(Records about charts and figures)
# # # #
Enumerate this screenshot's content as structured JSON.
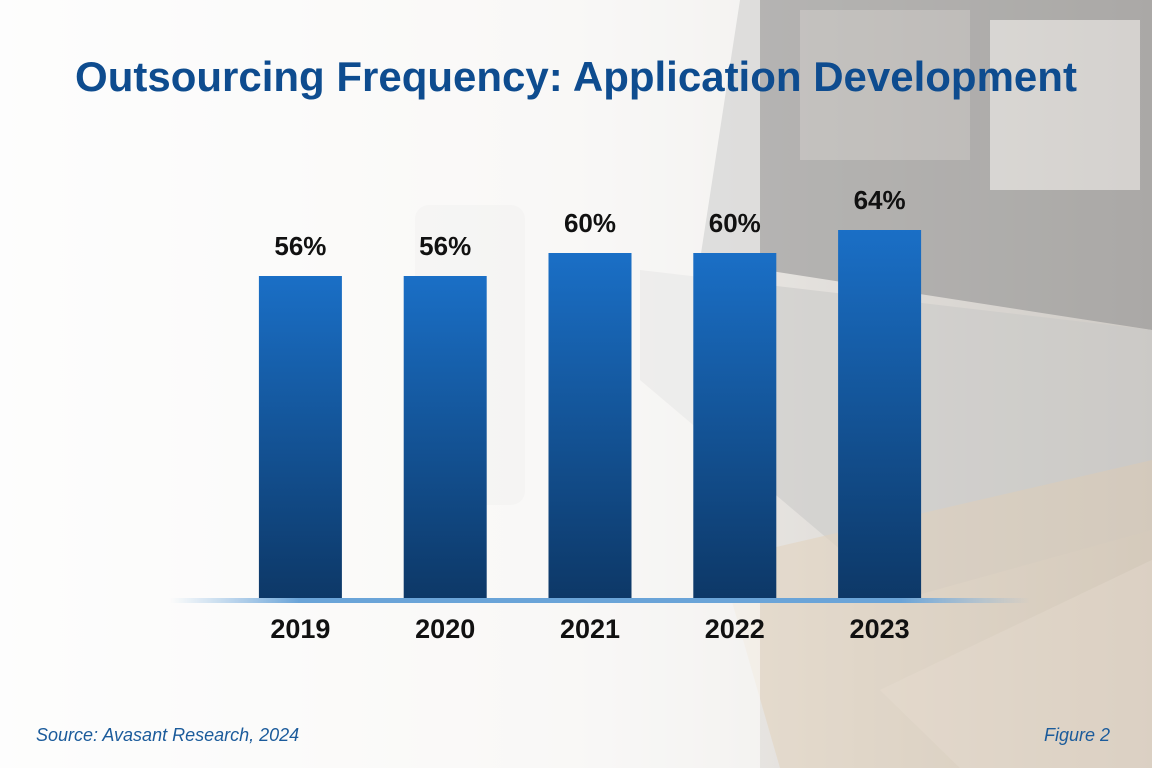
{
  "chart_data": {
    "type": "bar",
    "title": "Outsourcing Frequency: Application Development",
    "categories": [
      "2019",
      "2020",
      "2021",
      "2022",
      "2023"
    ],
    "values": [
      56,
      56,
      60,
      60,
      64
    ],
    "value_labels": [
      "56%",
      "56%",
      "60%",
      "60%",
      "64%"
    ],
    "color": "#1565b8",
    "source": "Source: Avasant Research, 2024",
    "figure_label": "Figure 2"
  }
}
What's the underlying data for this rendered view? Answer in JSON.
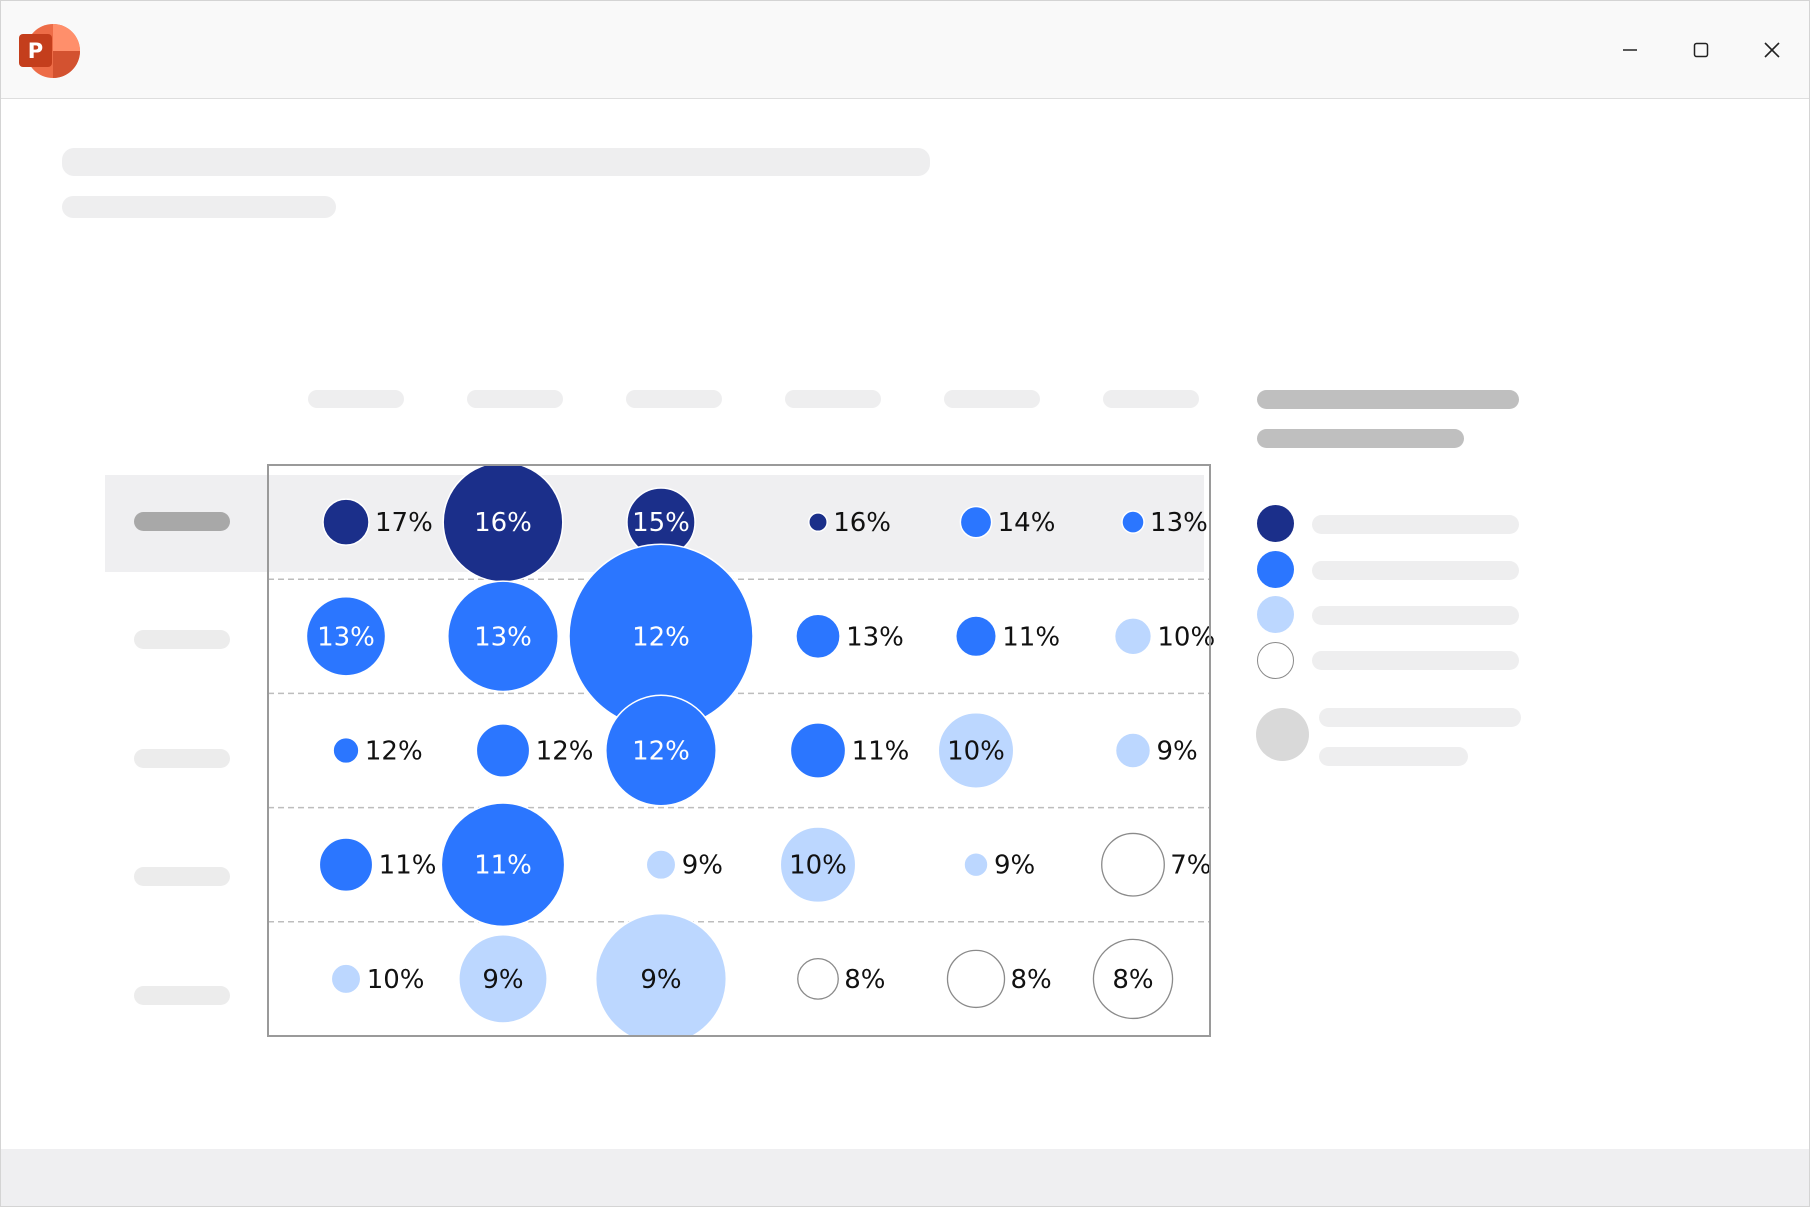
{
  "window": {
    "app_icon": "powerpoint-icon",
    "app_icon_letter": "P",
    "controls": [
      "minimize-icon",
      "maximize-icon",
      "close-icon"
    ]
  },
  "colors": {
    "dark_navy": "#1b2f8a",
    "blue": "#2b76ff",
    "light_blue": "#bcd7ff",
    "white_outline": "#ffffff"
  },
  "legend": {
    "items": [
      {
        "color": "#1b2f8a"
      },
      {
        "color": "#2b76ff"
      },
      {
        "color": "#bcd7ff"
      },
      {
        "color": "#ffffff"
      }
    ],
    "size_indicator_color": "#d9d9d9"
  },
  "chart_data": {
    "type": "bubble-matrix",
    "rows": 5,
    "columns": 6,
    "highlighted_row": 0,
    "cells": [
      [
        {
          "label": "17%",
          "size": 0.25,
          "color": "dark"
        },
        {
          "label": "16%",
          "size": 0.65,
          "color": "dark"
        },
        {
          "label": "15%",
          "size": 0.37,
          "color": "dark"
        },
        {
          "label": "16%",
          "size": 0.1,
          "color": "dark"
        },
        {
          "label": "14%",
          "size": 0.17,
          "color": "blue"
        },
        {
          "label": "13%",
          "size": 0.12,
          "color": "blue"
        }
      ],
      [
        {
          "label": "13%",
          "size": 0.43,
          "color": "blue"
        },
        {
          "label": "13%",
          "size": 0.6,
          "color": "blue"
        },
        {
          "label": "12%",
          "size": 1.0,
          "color": "blue"
        },
        {
          "label": "13%",
          "size": 0.24,
          "color": "blue"
        },
        {
          "label": "11%",
          "size": 0.22,
          "color": "blue"
        },
        {
          "label": "10%",
          "size": 0.2,
          "color": "light"
        }
      ],
      [
        {
          "label": "12%",
          "size": 0.14,
          "color": "blue"
        },
        {
          "label": "12%",
          "size": 0.29,
          "color": "blue"
        },
        {
          "label": "12%",
          "size": 0.6,
          "color": "blue"
        },
        {
          "label": "11%",
          "size": 0.3,
          "color": "blue"
        },
        {
          "label": "10%",
          "size": 0.41,
          "color": "light"
        },
        {
          "label": "9%",
          "size": 0.19,
          "color": "light"
        }
      ],
      [
        {
          "label": "11%",
          "size": 0.29,
          "color": "blue"
        },
        {
          "label": "11%",
          "size": 0.67,
          "color": "blue"
        },
        {
          "label": "9%",
          "size": 0.16,
          "color": "light"
        },
        {
          "label": "10%",
          "size": 0.41,
          "color": "light"
        },
        {
          "label": "9%",
          "size": 0.13,
          "color": "light"
        },
        {
          "label": "7%",
          "size": 0.34,
          "color": "white"
        }
      ],
      [
        {
          "label": "10%",
          "size": 0.16,
          "color": "light"
        },
        {
          "label": "9%",
          "size": 0.48,
          "color": "light"
        },
        {
          "label": "9%",
          "size": 0.71,
          "color": "light"
        },
        {
          "label": "8%",
          "size": 0.22,
          "color": "white"
        },
        {
          "label": "8%",
          "size": 0.31,
          "color": "white"
        },
        {
          "label": "8%",
          "size": 0.43,
          "color": "white"
        }
      ]
    ]
  }
}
# # # #
What is expected
Repeat the material exactly as it reads, without any of its pictures.

Complete answer
Enumerate this screenshot's content as structured JSON.
{
  "chart_data": {
    "type": "bar",
    "title": "Outsourcing Frequency: Application Development",
    "categories": [
      "2019",
      "2020",
      "2021",
      "2022",
      "2023"
    ],
    "values": [
      56,
      56,
      60,
      60,
      64
    ],
    "value_labels": [
      "56%",
      "56%",
      "60%",
      "60%",
      "64%"
    ],
    "color": "#1565b8",
    "source": "Source: Avasant Research, 2024",
    "figure_label": "Figure 2"
  }
}
What's the underlying data for this rendered view? Answer in JSON.
{
  "window": {
    "app_icon": "powerpoint-icon",
    "app_icon_letter": "P",
    "controls": [
      "minimize-icon",
      "maximize-icon",
      "close-icon"
    ]
  },
  "colors": {
    "dark_navy": "#1b2f8a",
    "blue": "#2b76ff",
    "light_blue": "#bcd7ff",
    "white_outline": "#ffffff"
  },
  "legend": {
    "items": [
      {
        "color": "#1b2f8a"
      },
      {
        "color": "#2b76ff"
      },
      {
        "color": "#bcd7ff"
      },
      {
        "color": "#ffffff"
      }
    ],
    "size_indicator_color": "#d9d9d9"
  },
  "chart_data": {
    "type": "bubble-matrix",
    "rows": 5,
    "columns": 6,
    "highlighted_row": 0,
    "cells": [
      [
        {
          "label": "17%",
          "size": 0.25,
          "color": "dark"
        },
        {
          "label": "16%",
          "size": 0.65,
          "color": "dark"
        },
        {
          "label": "15%",
          "size": 0.37,
          "color": "dark"
        },
        {
          "label": "16%",
          "size": 0.1,
          "color": "dark"
        },
        {
          "label": "14%",
          "size": 0.17,
          "color": "blue"
        },
        {
          "label": "13%",
          "size": 0.12,
          "color": "blue"
        }
      ],
      [
        {
          "label": "13%",
          "size": 0.43,
          "color": "blue"
        },
        {
          "label": "13%",
          "size": 0.6,
          "color": "blue"
        },
        {
          "label": "12%",
          "size": 1.0,
          "color": "blue"
        },
        {
          "label": "13%",
          "size": 0.24,
          "color": "blue"
        },
        {
          "label": "11%",
          "size": 0.22,
          "color": "blue"
        },
        {
          "label": "10%",
          "size": 0.2,
          "color": "light"
        }
      ],
      [
        {
          "label": "12%",
          "size": 0.14,
          "color": "blue"
        },
        {
          "label": "12%",
          "size": 0.29,
          "color": "blue"
        },
        {
          "label": "12%",
          "size": 0.6,
          "color": "blue"
        },
        {
          "label": "11%",
          "size": 0.3,
          "color": "blue"
        },
        {
          "label": "10%",
          "size": 0.41,
          "color": "light"
        },
        {
          "label": "9%",
          "size": 0.19,
          "color": "light"
        }
      ],
      [
        {
          "label": "11%",
          "size": 0.29,
          "color": "blue"
        },
        {
          "label": "11%",
          "size": 0.67,
          "color": "blue"
        },
        {
          "label": "9%",
          "size": 0.16,
          "color": "light"
        },
        {
          "label": "10%",
          "size": 0.41,
          "color": "light"
        },
        {
          "label": "9%",
          "size": 0.13,
          "color": "light"
        },
        {
          "label": "7%",
          "size": 0.34,
          "color": "white"
        }
      ],
      [
        {
          "label": "10%",
          "size": 0.16,
          "color": "light"
        },
        {
          "label": "9%",
          "size": 0.48,
          "color": "light"
        },
        {
          "label": "9%",
          "size": 0.71,
          "color": "light"
        },
        {
          "label": "8%",
          "size": 0.22,
          "color": "white"
        },
        {
          "label": "8%",
          "size": 0.31,
          "color": "white"
        },
        {
          "label": "8%",
          "size": 0.43,
          "color": "white"
        }
      ]
    ]
  }
}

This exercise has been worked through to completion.